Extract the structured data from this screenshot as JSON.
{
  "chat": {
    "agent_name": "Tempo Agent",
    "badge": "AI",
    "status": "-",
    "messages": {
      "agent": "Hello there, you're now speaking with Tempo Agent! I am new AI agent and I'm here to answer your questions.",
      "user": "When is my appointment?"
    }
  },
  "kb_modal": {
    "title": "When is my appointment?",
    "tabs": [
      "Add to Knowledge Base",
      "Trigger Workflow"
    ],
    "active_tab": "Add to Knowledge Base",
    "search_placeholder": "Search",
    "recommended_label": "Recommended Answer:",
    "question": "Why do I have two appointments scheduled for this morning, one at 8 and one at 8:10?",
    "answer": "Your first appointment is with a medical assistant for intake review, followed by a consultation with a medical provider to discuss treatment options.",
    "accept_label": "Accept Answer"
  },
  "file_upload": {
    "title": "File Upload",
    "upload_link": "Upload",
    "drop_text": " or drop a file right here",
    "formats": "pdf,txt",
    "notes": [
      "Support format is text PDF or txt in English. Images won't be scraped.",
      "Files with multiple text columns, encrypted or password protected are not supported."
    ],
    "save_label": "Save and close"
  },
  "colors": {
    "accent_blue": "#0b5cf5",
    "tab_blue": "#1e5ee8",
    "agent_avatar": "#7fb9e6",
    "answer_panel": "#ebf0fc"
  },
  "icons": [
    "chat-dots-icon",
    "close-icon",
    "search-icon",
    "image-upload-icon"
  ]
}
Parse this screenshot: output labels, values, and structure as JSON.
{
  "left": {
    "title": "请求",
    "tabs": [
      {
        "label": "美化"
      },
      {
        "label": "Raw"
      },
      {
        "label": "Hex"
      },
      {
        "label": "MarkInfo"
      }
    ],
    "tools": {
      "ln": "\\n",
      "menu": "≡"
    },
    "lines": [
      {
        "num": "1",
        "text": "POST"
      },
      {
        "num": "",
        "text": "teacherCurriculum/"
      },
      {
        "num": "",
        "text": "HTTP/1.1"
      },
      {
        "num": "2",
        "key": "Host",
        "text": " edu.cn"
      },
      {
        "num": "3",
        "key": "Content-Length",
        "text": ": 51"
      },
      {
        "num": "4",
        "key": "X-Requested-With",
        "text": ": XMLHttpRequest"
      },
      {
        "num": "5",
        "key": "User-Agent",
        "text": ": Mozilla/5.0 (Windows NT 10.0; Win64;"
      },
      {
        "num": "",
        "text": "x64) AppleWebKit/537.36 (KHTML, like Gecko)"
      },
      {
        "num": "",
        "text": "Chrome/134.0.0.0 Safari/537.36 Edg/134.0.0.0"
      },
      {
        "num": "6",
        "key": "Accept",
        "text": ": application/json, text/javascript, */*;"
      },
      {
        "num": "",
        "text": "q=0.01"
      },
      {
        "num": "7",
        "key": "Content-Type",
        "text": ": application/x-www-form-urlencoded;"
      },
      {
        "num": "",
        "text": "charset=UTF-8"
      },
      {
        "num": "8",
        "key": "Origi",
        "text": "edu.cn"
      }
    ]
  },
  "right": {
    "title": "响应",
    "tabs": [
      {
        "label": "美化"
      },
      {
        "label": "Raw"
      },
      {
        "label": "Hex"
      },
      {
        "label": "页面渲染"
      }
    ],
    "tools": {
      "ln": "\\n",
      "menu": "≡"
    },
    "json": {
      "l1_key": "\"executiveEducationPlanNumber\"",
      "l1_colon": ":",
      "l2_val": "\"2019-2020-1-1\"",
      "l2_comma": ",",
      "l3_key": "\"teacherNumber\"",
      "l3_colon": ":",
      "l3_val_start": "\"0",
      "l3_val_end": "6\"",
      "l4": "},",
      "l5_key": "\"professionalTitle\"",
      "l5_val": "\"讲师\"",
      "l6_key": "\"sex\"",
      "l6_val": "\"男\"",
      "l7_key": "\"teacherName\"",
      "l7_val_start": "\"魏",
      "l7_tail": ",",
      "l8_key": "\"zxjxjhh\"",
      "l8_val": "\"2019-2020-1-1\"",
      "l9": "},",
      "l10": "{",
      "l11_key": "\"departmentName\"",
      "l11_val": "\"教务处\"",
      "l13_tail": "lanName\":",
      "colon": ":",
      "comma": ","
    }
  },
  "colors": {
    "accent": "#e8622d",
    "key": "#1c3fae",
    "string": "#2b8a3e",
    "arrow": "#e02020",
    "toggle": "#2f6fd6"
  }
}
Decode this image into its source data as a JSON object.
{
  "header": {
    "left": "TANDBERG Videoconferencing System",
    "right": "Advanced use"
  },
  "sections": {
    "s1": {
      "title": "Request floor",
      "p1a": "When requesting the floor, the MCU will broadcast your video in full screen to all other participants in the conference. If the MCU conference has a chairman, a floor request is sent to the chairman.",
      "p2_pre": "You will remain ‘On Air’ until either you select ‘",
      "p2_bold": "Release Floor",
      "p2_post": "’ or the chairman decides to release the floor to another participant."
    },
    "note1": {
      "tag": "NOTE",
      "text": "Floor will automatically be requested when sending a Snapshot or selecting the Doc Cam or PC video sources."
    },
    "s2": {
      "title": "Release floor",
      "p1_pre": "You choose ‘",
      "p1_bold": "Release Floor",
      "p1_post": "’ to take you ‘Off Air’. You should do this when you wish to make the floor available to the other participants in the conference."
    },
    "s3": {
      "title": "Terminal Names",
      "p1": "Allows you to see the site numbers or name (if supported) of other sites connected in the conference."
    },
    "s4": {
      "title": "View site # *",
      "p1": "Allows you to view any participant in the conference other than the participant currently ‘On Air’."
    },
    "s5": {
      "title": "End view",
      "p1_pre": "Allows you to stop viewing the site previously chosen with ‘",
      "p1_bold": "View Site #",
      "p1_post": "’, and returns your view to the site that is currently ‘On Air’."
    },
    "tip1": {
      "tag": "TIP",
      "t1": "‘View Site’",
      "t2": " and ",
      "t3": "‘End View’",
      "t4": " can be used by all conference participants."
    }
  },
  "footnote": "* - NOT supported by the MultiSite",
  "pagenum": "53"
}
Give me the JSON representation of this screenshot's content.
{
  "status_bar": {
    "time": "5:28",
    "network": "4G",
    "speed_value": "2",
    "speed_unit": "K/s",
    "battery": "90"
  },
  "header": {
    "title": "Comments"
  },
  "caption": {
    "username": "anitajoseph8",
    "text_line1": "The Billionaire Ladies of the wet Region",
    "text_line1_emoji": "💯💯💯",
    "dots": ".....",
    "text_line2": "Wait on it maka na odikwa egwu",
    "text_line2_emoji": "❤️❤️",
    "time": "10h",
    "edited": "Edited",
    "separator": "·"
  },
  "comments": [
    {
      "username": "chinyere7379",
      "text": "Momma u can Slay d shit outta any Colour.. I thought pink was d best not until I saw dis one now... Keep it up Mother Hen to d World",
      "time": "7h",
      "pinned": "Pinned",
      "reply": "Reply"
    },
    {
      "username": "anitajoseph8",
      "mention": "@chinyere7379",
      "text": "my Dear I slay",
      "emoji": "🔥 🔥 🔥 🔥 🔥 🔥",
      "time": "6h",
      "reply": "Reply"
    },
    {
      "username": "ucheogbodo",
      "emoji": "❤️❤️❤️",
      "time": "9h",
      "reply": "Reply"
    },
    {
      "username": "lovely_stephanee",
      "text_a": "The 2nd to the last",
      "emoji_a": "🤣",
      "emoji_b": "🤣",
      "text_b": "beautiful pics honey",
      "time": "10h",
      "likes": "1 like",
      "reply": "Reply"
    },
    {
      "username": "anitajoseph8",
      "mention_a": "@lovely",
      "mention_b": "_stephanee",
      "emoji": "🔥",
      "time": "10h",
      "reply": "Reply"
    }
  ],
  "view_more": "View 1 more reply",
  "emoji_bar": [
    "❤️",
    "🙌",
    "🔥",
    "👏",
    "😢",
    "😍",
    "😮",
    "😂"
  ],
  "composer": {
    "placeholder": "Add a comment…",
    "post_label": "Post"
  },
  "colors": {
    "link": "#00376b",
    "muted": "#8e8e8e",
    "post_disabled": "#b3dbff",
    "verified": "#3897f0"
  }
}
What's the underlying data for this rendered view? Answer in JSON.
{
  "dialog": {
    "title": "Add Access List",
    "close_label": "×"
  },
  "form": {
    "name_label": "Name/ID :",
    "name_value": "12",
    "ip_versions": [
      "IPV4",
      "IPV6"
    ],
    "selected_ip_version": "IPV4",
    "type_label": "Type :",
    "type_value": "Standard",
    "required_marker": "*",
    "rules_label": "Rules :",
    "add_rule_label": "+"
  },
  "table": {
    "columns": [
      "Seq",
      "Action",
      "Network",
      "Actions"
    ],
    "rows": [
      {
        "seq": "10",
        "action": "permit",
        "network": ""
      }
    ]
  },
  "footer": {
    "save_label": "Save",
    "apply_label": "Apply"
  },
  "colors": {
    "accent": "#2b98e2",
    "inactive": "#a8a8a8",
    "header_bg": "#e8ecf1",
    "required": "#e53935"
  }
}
● ● ● ●
#### AIM
Which lines run from the one containing "What's the underlying" to the end of the entries above? Quote exactly those, and only those.

#### TASK RESPONSE
What's the underlying data for this rendered view? Answer in JSON.
{
  "dialog": {
    "title": "Add Access List",
    "close_label": "×"
  },
  "form": {
    "name_label": "Name/ID :",
    "name_value": "12",
    "ip_versions": [
      "IPV4",
      "IPV6"
    ],
    "selected_ip_version": "IPV4",
    "type_label": "Type :",
    "type_value": "Standard",
    "required_marker": "*",
    "rules_label": "Rules :",
    "add_rule_label": "+"
  },
  "table": {
    "columns": [
      "Seq",
      "Action",
      "Network",
      "Actions"
    ],
    "rows": [
      {
        "seq": "10",
        "action": "permit",
        "network": ""
      }
    ]
  },
  "footer": {
    "save_label": "Save",
    "apply_label": "Apply"
  },
  "colors": {
    "accent": "#2b98e2",
    "inactive": "#a8a8a8",
    "header_bg": "#e8ecf1",
    "required": "#e53935"
  }
}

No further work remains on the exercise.